The entries below are to be repeated exactly as they stand.

##### Materials provided #####

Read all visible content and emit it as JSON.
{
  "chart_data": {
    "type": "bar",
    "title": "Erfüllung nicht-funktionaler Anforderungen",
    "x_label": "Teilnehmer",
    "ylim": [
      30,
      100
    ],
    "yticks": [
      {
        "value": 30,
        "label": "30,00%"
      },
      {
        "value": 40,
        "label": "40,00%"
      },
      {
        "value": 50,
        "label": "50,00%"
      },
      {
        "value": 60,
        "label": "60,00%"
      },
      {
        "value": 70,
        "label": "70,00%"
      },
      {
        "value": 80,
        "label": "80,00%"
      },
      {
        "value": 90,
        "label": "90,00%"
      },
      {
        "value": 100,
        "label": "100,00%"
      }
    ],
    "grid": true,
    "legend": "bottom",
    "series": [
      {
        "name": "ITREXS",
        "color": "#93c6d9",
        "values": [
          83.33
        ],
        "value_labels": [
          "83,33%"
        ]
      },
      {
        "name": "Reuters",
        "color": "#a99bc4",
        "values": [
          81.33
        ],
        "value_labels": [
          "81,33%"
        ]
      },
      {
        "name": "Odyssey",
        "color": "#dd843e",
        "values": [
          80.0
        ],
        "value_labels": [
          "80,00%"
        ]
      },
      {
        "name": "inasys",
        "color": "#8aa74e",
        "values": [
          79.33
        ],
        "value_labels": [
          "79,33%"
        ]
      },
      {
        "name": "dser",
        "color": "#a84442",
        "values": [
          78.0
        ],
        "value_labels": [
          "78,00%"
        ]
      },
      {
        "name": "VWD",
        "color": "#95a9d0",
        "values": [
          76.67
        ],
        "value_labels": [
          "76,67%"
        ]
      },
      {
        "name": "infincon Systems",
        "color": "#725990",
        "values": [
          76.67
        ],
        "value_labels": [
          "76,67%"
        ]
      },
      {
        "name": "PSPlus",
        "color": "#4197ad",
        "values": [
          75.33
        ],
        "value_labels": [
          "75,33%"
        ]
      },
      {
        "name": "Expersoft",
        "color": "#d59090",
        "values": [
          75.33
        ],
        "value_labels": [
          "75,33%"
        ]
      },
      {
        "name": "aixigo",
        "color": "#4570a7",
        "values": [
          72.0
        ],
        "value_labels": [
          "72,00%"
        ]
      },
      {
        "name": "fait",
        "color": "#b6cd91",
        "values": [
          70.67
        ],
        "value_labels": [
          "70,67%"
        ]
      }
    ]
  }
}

#####

(Task solution)
Read all visible content and emit it as JSON.
{
  "chart_data": {
    "type": "bar",
    "title": "Erfüllung nicht-funktionaler Anforderungen",
    "x_label": "Teilnehmer",
    "ylim": [
      30,
      100
    ],
    "yticks": [
      {
        "value": 30,
        "label": "30,00%"
      },
      {
        "value": 40,
        "label": "40,00%"
      },
      {
        "value": 50,
        "label": "50,00%"
      },
      {
        "value": 60,
        "label": "60,00%"
      },
      {
        "value": 70,
        "label": "70,00%"
      },
      {
        "value": 80,
        "label": "80,00%"
      },
      {
        "value": 90,
        "label": "90,00%"
      },
      {
        "value": 100,
        "label": "100,00%"
      }
    ],
    "grid": true,
    "legend": "bottom",
    "series": [
      {
        "name": "ITREXS",
        "color": "#93c6d9",
        "values": [
          83.33
        ],
        "value_labels": [
          "83,33%"
        ]
      },
      {
        "name": "Reuters",
        "color": "#a99bc4",
        "values": [
          81.33
        ],
        "value_labels": [
          "81,33%"
        ]
      },
      {
        "name": "Odyssey",
        "color": "#dd843e",
        "values": [
          80.0
        ],
        "value_labels": [
          "80,00%"
        ]
      },
      {
        "name": "inasys",
        "color": "#8aa74e",
        "values": [
          79.33
        ],
        "value_labels": [
          "79,33%"
        ]
      },
      {
        "name": "dser",
        "color": "#a84442",
        "values": [
          78.0
        ],
        "value_labels": [
          "78,00%"
        ]
      },
      {
        "name": "VWD",
        "color": "#95a9d0",
        "values": [
          76.67
        ],
        "value_labels": [
          "76,67%"
        ]
      },
      {
        "name": "infincon Systems",
        "color": "#725990",
        "values": [
          76.67
        ],
        "value_labels": [
          "76,67%"
        ]
      },
      {
        "name": "PSPlus",
        "color": "#4197ad",
        "values": [
          75.33
        ],
        "value_labels": [
          "75,33%"
        ]
      },
      {
        "name": "Expersoft",
        "color": "#d59090",
        "values": [
          75.33
        ],
        "value_labels": [
          "75,33%"
        ]
      },
      {
        "name": "aixigo",
        "color": "#4570a7",
        "values": [
          72.0
        ],
        "value_labels": [
          "72,00%"
        ]
      },
      {
        "name": "fait",
        "color": "#b6cd91",
        "values": [
          70.67
        ],
        "value_labels": [
          "70,67%"
        ]
      }
    ]
  }
}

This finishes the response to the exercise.